* [EXERCISE] Using the data below, copy every line that contains the word "this".

* [SUPPLIED MATERIAL]

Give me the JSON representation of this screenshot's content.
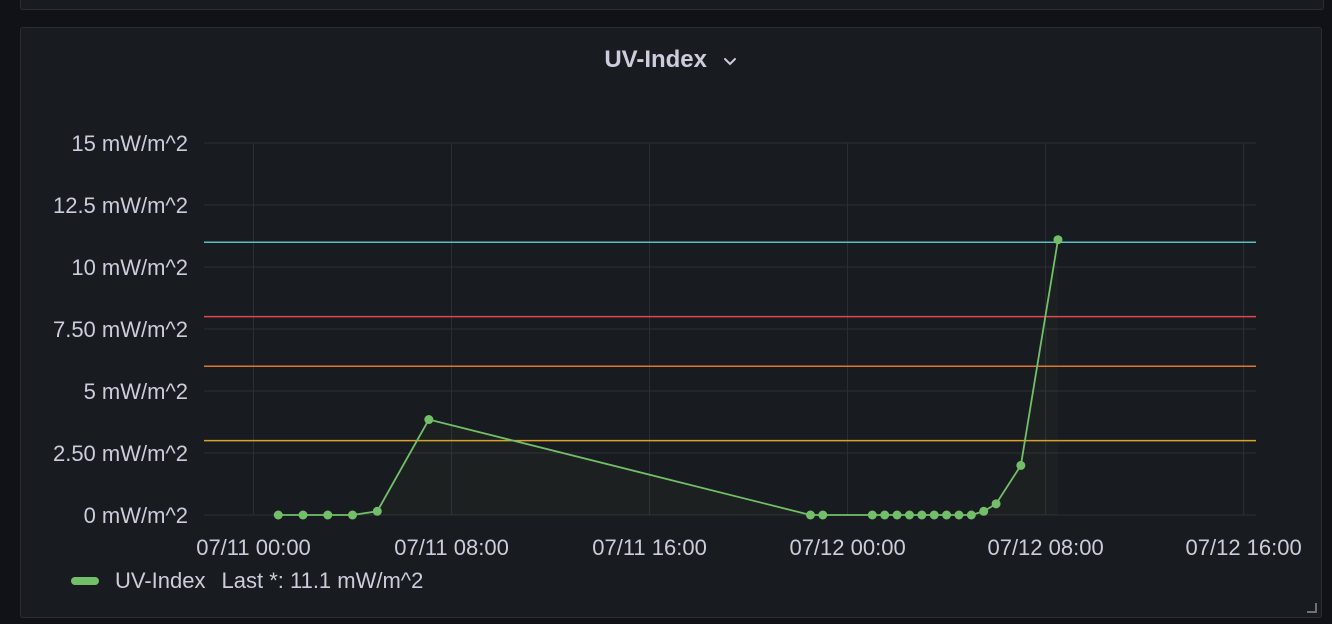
{
  "panel": {
    "title": "UV-Index"
  },
  "legend": {
    "series_name": "UV-Index",
    "last_label": "Last *: 11.1 mW/m^2"
  },
  "colors": {
    "series": "#73bf69",
    "threshold_11": "#5bbfbf",
    "threshold_8": "#e0474f",
    "threshold_6": "#e0752d",
    "threshold_3": "#d9a22a",
    "grid": "#2c3035",
    "text": "#ccccdc"
  },
  "chart_data": {
    "type": "line",
    "title": "UV-Index",
    "xlabel": "",
    "ylabel": "",
    "ylim": [
      0,
      15
    ],
    "xlim": [
      "07/10 22:00",
      "07/12 16:30"
    ],
    "yticks": [
      {
        "value": 0,
        "label": "0 mW/m^2"
      },
      {
        "value": 2.5,
        "label": "2.50 mW/m^2"
      },
      {
        "value": 5,
        "label": "5 mW/m^2"
      },
      {
        "value": 7.5,
        "label": "7.50 mW/m^2"
      },
      {
        "value": 10,
        "label": "10 mW/m^2"
      },
      {
        "value": 12.5,
        "label": "12.5 mW/m^2"
      },
      {
        "value": 15,
        "label": "15 mW/m^2"
      }
    ],
    "xticks": [
      {
        "value": "07/11 00:00",
        "label": "07/11 00:00"
      },
      {
        "value": "07/11 08:00",
        "label": "07/11 08:00"
      },
      {
        "value": "07/11 16:00",
        "label": "07/11 16:00"
      },
      {
        "value": "07/12 00:00",
        "label": "07/12 00:00"
      },
      {
        "value": "07/12 08:00",
        "label": "07/12 08:00"
      },
      {
        "value": "07/12 16:00",
        "label": "07/12 16:00"
      }
    ],
    "thresholds": [
      {
        "value": 11,
        "color": "#5bbfbf"
      },
      {
        "value": 8,
        "color": "#e0474f"
      },
      {
        "value": 6,
        "color": "#e0752d"
      },
      {
        "value": 3,
        "color": "#d9a22a"
      }
    ],
    "grid": true,
    "legend_position": "bottom-left",
    "series": [
      {
        "name": "UV-Index",
        "color": "#73bf69",
        "points": [
          {
            "x": "07/11 01:00",
            "y": 0
          },
          {
            "x": "07/11 02:00",
            "y": 0
          },
          {
            "x": "07/11 03:00",
            "y": 0
          },
          {
            "x": "07/11 04:00",
            "y": 0
          },
          {
            "x": "07/11 05:00",
            "y": 0.15
          },
          {
            "x": "07/11 07:05",
            "y": 3.85
          },
          {
            "x": "07/11 22:30",
            "y": 0
          },
          {
            "x": "07/11 23:00",
            "y": 0
          },
          {
            "x": "07/12 01:00",
            "y": 0
          },
          {
            "x": "07/12 01:30",
            "y": 0
          },
          {
            "x": "07/12 02:00",
            "y": 0
          },
          {
            "x": "07/12 02:30",
            "y": 0
          },
          {
            "x": "07/12 03:00",
            "y": 0
          },
          {
            "x": "07/12 03:30",
            "y": 0
          },
          {
            "x": "07/12 04:00",
            "y": 0
          },
          {
            "x": "07/12 04:30",
            "y": 0
          },
          {
            "x": "07/12 05:00",
            "y": 0
          },
          {
            "x": "07/12 05:30",
            "y": 0.15
          },
          {
            "x": "07/12 06:00",
            "y": 0.45
          },
          {
            "x": "07/12 07:00",
            "y": 2.0
          },
          {
            "x": "07/12 08:30",
            "y": 11.1
          }
        ]
      }
    ]
  }
}
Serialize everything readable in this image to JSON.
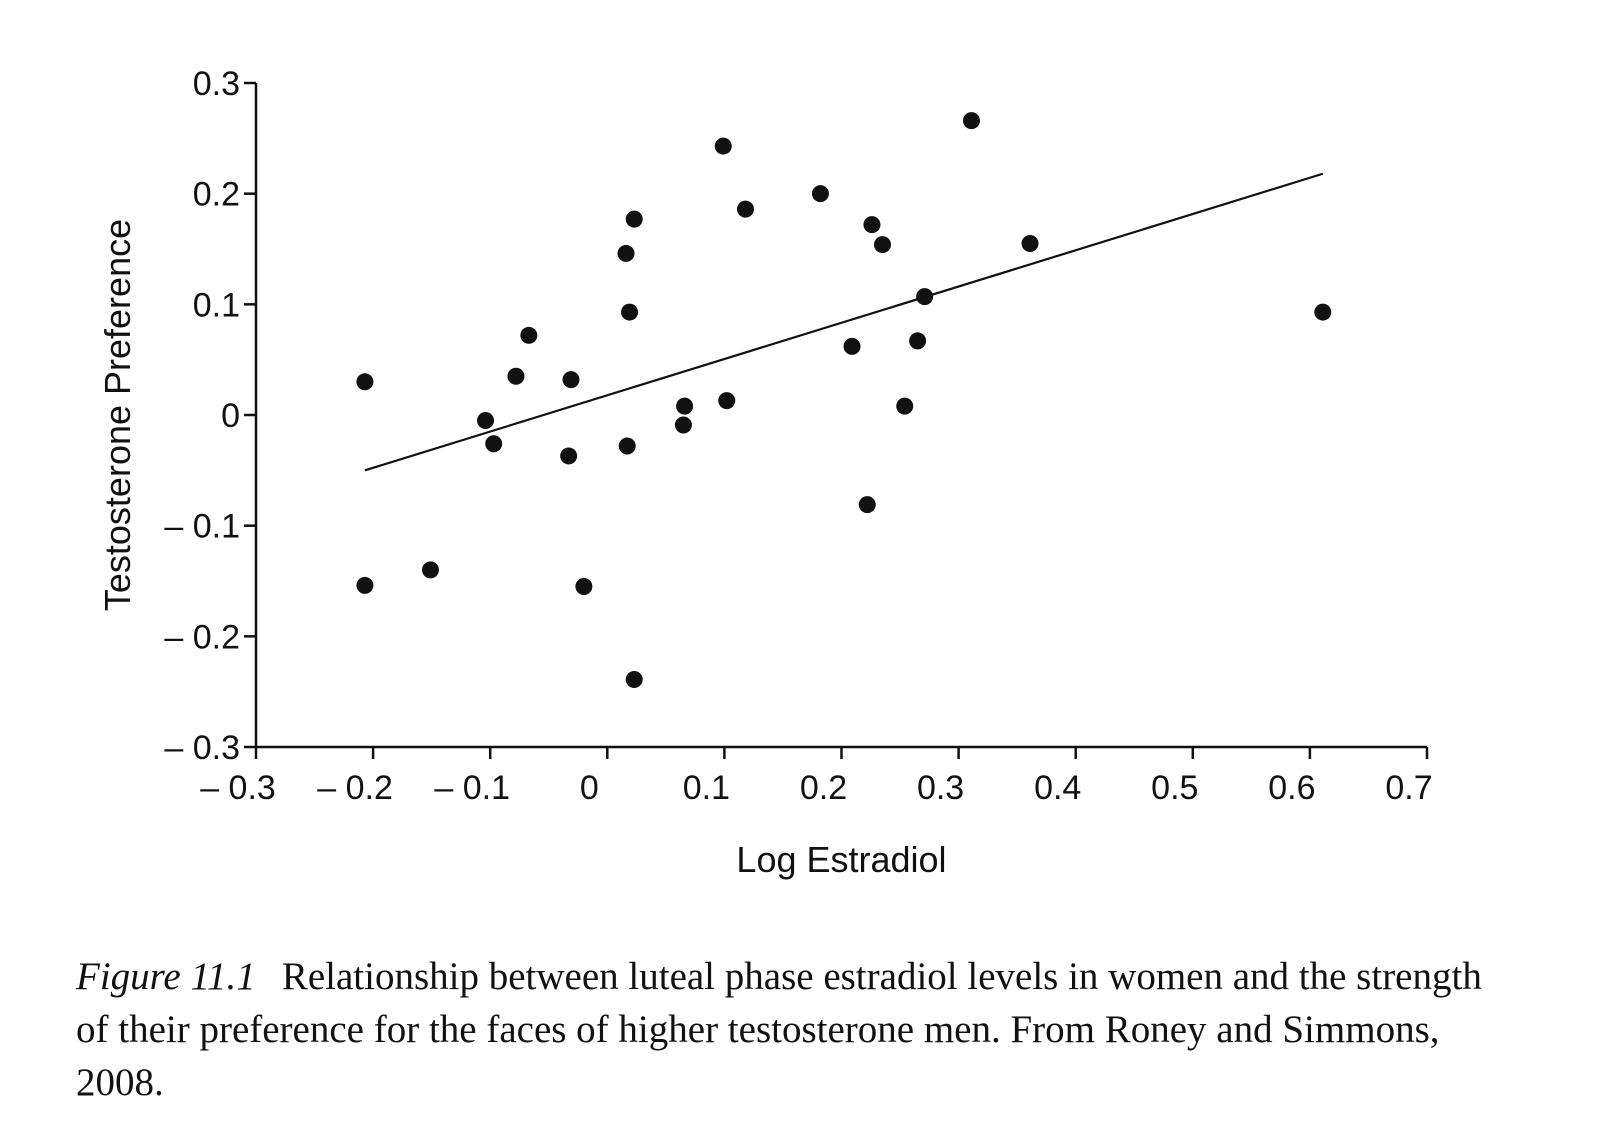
{
  "chart_data": {
    "type": "scatter",
    "xlabel": "Log Estradiol",
    "ylabel": "Testosterone Preference",
    "xlim": [
      -0.3,
      0.7
    ],
    "ylim": [
      -0.3,
      0.3
    ],
    "x_ticks": [
      -0.3,
      -0.2,
      -0.1,
      0,
      0.1,
      0.2,
      0.3,
      0.4,
      0.5,
      0.6,
      0.7
    ],
    "x_tick_labels": [
      "– 0.3",
      "– 0.2",
      "– 0.1",
      "0",
      "0.1",
      "0.2",
      "0.3",
      "0.4",
      "0.5",
      "0.6",
      "0.7"
    ],
    "y_ticks": [
      0.3,
      0.2,
      0.1,
      0,
      -0.1,
      -0.2,
      -0.3
    ],
    "y_tick_labels": [
      "0.3",
      "0.2",
      "0.1",
      "0",
      "– 0.1",
      "– 0.2",
      "– 0.3"
    ],
    "grid": false,
    "points": [
      {
        "x": -0.207,
        "y": 0.03
      },
      {
        "x": -0.207,
        "y": -0.154
      },
      {
        "x": -0.151,
        "y": -0.14
      },
      {
        "x": -0.104,
        "y": -0.005
      },
      {
        "x": -0.097,
        "y": -0.026
      },
      {
        "x": -0.078,
        "y": 0.035
      },
      {
        "x": -0.067,
        "y": 0.072
      },
      {
        "x": -0.031,
        "y": 0.032
      },
      {
        "x": -0.033,
        "y": -0.037
      },
      {
        "x": -0.02,
        "y": -0.155
      },
      {
        "x": 0.016,
        "y": 0.146
      },
      {
        "x": 0.019,
        "y": 0.093
      },
      {
        "x": 0.023,
        "y": 0.177
      },
      {
        "x": 0.017,
        "y": -0.028
      },
      {
        "x": 0.023,
        "y": -0.239
      },
      {
        "x": 0.066,
        "y": 0.008
      },
      {
        "x": 0.065,
        "y": -0.009
      },
      {
        "x": 0.099,
        "y": 0.243
      },
      {
        "x": 0.102,
        "y": 0.013
      },
      {
        "x": 0.118,
        "y": 0.186
      },
      {
        "x": 0.182,
        "y": 0.2
      },
      {
        "x": 0.209,
        "y": 0.062
      },
      {
        "x": 0.226,
        "y": 0.172
      },
      {
        "x": 0.235,
        "y": 0.154
      },
      {
        "x": 0.222,
        "y": -0.081
      },
      {
        "x": 0.254,
        "y": 0.008
      },
      {
        "x": 0.265,
        "y": 0.067
      },
      {
        "x": 0.271,
        "y": 0.107
      },
      {
        "x": 0.311,
        "y": 0.266
      },
      {
        "x": 0.361,
        "y": 0.155
      },
      {
        "x": 0.611,
        "y": 0.093
      }
    ],
    "trend_line": {
      "x": [
        -0.207,
        0.611
      ],
      "y": [
        -0.05,
        0.218
      ]
    }
  },
  "caption": {
    "label": "Figure 11.1",
    "text": "Relationship between luteal phase estradiol levels in women and the strength of their preference for the faces of higher testosterone men. From Roney and Simmons, 2008."
  }
}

* [EXERCISE RESPONSE]
Give me the JSON representation of this screenshot's content.
Serialize everything readable in this image to JSON.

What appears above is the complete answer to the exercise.